Reproduce all of the data exactly.

—————

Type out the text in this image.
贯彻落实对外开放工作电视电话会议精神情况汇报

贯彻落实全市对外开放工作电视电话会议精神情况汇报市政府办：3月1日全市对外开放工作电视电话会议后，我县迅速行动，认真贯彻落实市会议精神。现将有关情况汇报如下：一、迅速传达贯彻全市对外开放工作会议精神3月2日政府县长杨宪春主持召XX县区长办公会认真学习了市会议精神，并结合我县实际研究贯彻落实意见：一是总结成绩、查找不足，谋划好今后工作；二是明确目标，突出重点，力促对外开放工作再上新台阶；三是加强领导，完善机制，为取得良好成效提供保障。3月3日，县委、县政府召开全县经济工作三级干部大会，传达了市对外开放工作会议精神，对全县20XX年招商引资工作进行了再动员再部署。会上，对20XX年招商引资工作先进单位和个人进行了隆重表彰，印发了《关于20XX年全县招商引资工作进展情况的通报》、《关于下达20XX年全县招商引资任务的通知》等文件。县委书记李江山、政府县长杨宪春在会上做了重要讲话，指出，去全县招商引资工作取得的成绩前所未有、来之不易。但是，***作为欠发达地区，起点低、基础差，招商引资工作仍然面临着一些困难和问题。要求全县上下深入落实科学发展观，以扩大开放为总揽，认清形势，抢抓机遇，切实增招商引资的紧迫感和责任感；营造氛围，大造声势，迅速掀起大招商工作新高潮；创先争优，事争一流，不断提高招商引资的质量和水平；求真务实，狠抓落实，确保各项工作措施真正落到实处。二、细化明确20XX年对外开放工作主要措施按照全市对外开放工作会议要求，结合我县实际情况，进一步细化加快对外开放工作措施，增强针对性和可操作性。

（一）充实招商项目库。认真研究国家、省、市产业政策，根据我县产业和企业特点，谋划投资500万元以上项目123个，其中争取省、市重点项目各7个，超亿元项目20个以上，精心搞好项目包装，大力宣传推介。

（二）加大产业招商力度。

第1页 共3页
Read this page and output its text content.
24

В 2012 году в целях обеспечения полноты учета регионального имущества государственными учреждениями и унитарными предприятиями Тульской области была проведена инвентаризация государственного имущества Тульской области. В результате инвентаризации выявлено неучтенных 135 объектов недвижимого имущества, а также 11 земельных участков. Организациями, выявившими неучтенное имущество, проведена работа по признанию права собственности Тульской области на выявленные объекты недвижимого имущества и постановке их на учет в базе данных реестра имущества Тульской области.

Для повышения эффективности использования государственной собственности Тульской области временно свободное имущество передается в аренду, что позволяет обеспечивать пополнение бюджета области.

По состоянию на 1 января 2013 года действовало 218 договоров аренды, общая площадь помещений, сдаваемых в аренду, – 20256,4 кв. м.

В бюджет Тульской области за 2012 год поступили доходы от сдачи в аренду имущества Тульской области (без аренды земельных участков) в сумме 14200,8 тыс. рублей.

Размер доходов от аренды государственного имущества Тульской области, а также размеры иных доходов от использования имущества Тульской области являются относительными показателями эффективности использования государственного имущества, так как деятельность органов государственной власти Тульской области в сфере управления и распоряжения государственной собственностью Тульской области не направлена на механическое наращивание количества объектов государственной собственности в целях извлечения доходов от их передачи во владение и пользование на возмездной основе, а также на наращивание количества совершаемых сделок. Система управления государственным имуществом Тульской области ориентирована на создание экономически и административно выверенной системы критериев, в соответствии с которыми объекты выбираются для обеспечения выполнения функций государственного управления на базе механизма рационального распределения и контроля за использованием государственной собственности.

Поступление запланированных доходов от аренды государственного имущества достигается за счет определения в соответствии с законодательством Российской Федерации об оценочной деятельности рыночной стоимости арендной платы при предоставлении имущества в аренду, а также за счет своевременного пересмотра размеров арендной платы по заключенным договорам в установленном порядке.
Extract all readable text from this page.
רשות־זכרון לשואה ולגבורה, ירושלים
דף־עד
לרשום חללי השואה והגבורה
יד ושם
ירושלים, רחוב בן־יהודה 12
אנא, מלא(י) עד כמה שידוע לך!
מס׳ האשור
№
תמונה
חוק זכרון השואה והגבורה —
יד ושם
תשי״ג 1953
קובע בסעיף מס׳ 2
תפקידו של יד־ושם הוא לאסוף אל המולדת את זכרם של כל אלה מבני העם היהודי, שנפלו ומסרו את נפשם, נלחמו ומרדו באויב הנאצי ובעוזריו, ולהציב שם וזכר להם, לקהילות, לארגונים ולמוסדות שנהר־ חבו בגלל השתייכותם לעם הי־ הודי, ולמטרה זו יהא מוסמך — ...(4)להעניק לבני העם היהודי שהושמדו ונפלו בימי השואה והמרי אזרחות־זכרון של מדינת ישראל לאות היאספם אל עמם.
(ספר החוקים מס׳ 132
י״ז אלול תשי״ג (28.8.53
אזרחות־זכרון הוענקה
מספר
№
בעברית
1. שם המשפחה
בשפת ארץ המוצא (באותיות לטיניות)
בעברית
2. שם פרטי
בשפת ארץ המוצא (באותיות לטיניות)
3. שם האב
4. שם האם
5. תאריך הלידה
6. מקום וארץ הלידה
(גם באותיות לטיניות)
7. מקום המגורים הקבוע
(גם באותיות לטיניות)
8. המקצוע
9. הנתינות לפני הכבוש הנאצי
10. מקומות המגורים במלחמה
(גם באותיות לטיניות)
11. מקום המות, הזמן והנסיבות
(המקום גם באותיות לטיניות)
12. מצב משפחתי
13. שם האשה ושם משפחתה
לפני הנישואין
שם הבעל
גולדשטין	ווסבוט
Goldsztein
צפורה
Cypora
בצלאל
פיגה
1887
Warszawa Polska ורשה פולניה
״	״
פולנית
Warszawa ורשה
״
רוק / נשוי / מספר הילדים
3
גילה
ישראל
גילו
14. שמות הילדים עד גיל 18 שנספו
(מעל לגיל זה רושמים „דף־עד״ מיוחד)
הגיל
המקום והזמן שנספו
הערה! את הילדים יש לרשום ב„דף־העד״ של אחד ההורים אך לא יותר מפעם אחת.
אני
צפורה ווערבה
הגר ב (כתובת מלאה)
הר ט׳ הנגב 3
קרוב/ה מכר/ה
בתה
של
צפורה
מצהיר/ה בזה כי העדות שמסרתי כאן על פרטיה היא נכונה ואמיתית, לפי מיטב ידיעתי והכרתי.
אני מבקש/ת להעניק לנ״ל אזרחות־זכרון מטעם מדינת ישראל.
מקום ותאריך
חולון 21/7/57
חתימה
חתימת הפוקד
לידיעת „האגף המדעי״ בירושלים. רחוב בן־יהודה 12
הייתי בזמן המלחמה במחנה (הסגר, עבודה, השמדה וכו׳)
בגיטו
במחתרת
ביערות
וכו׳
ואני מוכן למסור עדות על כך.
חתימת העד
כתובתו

—————

Written reply ▸
Type out the text in this image.
贯彻落实对外开放工作电视电话会议精神情况汇报

贯彻落实全市对外开放工作电视电话会议精神情况汇报市政府办：3月1日全市对外开放工作电视电话会议后，我县迅速行动，认真贯彻落实市会议精神。现将有关情况汇报如下：一、迅速传达贯彻全市对外开放工作会议精神3月2日政府县长杨宪春主持召XX县区长办公会认真学习了市会议精神，并结合我县实际研究贯彻落实意见：一是总结成绩、查找不足，谋划好今后工作；二是明确目标，突出重点，力促对外开放工作再上新台阶；三是加强领导，完善机制，为取得良好成效提供保障。3月3日，县委、县政府召开全县经济工作三级干部大会，传达了市对外开放工作会议精神，对全县20XX年招商引资工作进行了再动员再部署。会上，对20XX年招商引资工作先进单位和个人进行了隆重表彰，印发了《关于20XX年全县招商引资工作进展情况的通报》、《关于下达20XX年全县招商引资任务的通知》等文件。县委书记李江山、政府县长杨宪春在会上做了重要讲话，指出，去全县招商引资工作取得的成绩前所未有、来之不易。但是，***作为欠发达地区，起点低、基础差，招商引资工作仍然面临着一些困难和问题。要求全县上下深入落实科学发展观，以扩大开放为总揽，认清形势，抢抓机遇，切实增招商引资的紧迫感和责任感；营造氛围，大造声势，迅速掀起大招商工作新高潮；创先争优，事争一流，不断提高招商引资的质量和水平；求真务实，狠抓落实，确保各项工作措施真正落到实处。二、细化明确20XX年对外开放工作主要措施按照全市对外开放工作会议要求，结合我县实际情况，进一步细化加快对外开放工作措施，增强针对性和可操作性。

（一）充实招商项目库。认真研究国家、省、市产业政策，根据我县产业和企业特点，谋划投资500万元以上项目123个，其中争取省、市重点项目各7个，超亿元项目20个以上，精心搞好项目包装，大力宣传推介。

（二）加大产业招商力度。

第1页 共3页
Read this page and output its text content.
24

В 2012 году в целях обеспечения полноты учета регионального имущества государственными учреждениями и унитарными предприятиями Тульской области была проведена инвентаризация государственного имущества Тульской области. В результате инвентаризации выявлено неучтенных 135 объектов недвижимого имущества, а также 11 земельных участков. Организациями, выявившими неучтенное имущество, проведена работа по признанию права собственности Тульской области на выявленные объекты недвижимого имущества и постановке их на учет в базе данных реестра имущества Тульской области.

Для повышения эффективности использования государственной собственности Тульской области временно свободное имущество передается в аренду, что позволяет обеспечивать пополнение бюджета области.

По состоянию на 1 января 2013 года действовало 218 договоров аренды, общая площадь помещений, сдаваемых в аренду, – 20256,4 кв. м.

В бюджет Тульской области за 2012 год поступили доходы от сдачи в аренду имущества Тульской области (без аренды земельных участков) в сумме 14200,8 тыс. рублей.

Размер доходов от аренды государственного имущества Тульской области, а также размеры иных доходов от использования имущества Тульской области являются относительными показателями эффективности использования государственного имущества, так как деятельность органов государственной власти Тульской области в сфере управления и распоряжения государственной собственностью Тульской области не направлена на механическое наращивание количества объектов государственной собственности в целях извлечения доходов от их передачи во владение и пользование на возмездной основе, а также на наращивание количества совершаемых сделок. Система управления государственным имуществом Тульской области ориентирована на создание экономически и административно выверенной системы критериев, в соответствии с которыми объекты выбираются для обеспечения выполнения функций государственного управления на базе механизма рационального распределения и контроля за использованием государственной собственности.

Поступление запланированных доходов от аренды государственного имущества достигается за счет определения в соответствии с законодательством Российской Федерации об оценочной деятельности рыночной стоимости арендной платы при предоставлении имущества в аренду, а также за счет своевременного пересмотра размеров арендной платы по заключенным договорам в установленном порядке.
Extract all readable text from this page.
רשות־זכרון לשואה ולגבורה, ירושלים
דף־עד
לרשום חללי השואה והגבורה
יד ושם
ירושלים, רחוב בן־יהודה 12
אנא, מלא(י) עד כמה שידוע לך!
מס׳ האשור
№
תמונה
חוק זכרון השואה והגבורה —
יד ושם
תשי״ג 1953
קובע בסעיף מס׳ 2
תפקידו של יד־ושם הוא לאסוף אל המולדת את זכרם של כל אלה מבני העם היהודי, שנפלו ומסרו את נפשם, נלחמו ומרדו באויב הנאצי ובעוזריו, ולהציב שם וזכר להם, לקהילות, לארגונים ולמוסדות שנהר־ חבו בגלל השתייכותם לעם הי־ הודי, ולמטרה זו יהא מוסמך — ...(4)להעניק לבני העם היהודי שהושמדו ונפלו בימי השואה והמרי אזרחות־זכרון של מדינת ישראל לאות היאספם אל עמם.
(ספר החוקים מס׳ 132
י״ז אלול תשי״ג (28.8.53
אזרחות־זכרון הוענקה
מספר
№
בעברית
1. שם המשפחה
בשפת ארץ המוצא (באותיות לטיניות)
בעברית
2. שם פרטי
בשפת ארץ המוצא (באותיות לטיניות)
3. שם האב
4. שם האם
5. תאריך הלידה
6. מקום וארץ הלידה
(גם באותיות לטיניות)
7. מקום המגורים הקבוע
(גם באותיות לטיניות)
8. המקצוע
9. הנתינות לפני הכבוש הנאצי
10. מקומות המגורים במלחמה
(גם באותיות לטיניות)
11. מקום המות, הזמן והנסיבות
(המקום גם באותיות לטיניות)
12. מצב משפחתי
13. שם האשה ושם משפחתה
לפני הנישואין
שם הבעל
גולדשטין	ווסבוט
Goldsztein
צפורה
Cypora
בצלאל
פיגה
1887
Warszawa Polska ורשה פולניה
״	״
פולנית
Warszawa ורשה
״
רוק / נשוי / מספר הילדים
3
גילה
ישראל
גילו
14. שמות הילדים עד גיל 18 שנספו
(מעל לגיל זה רושמים „דף־עד״ מיוחד)
הגיל
המקום והזמן שנספו
הערה! את הילדים יש לרשום ב„דף־העד״ של אחד ההורים אך לא יותר מפעם אחת.
אני
צפורה ווערבה
הגר ב (כתובת מלאה)
הר ט׳ הנגב 3
קרוב/ה מכר/ה
בתה
של
צפורה
מצהיר/ה בזה כי העדות שמסרתי כאן על פרטיה היא נכונה ואמיתית, לפי מיטב ידיעתי והכרתי.
אני מבקש/ת להעניק לנ״ל אזרחות־זכרון מטעם מדינת ישראל.
מקום ותאריך
חולון 21/7/57
חתימה
חתימת הפוקד
לידיעת „האגף המדעי״ בירושלים. רחוב בן־יהודה 12
הייתי בזמן המלחמה במחנה (הסגר, עבודה, השמדה וכו׳)
בגיטו
במחתרת
ביערות
וכו׳
ואני מוכן למסור עדות על כך.
חתימת העד
כתובתו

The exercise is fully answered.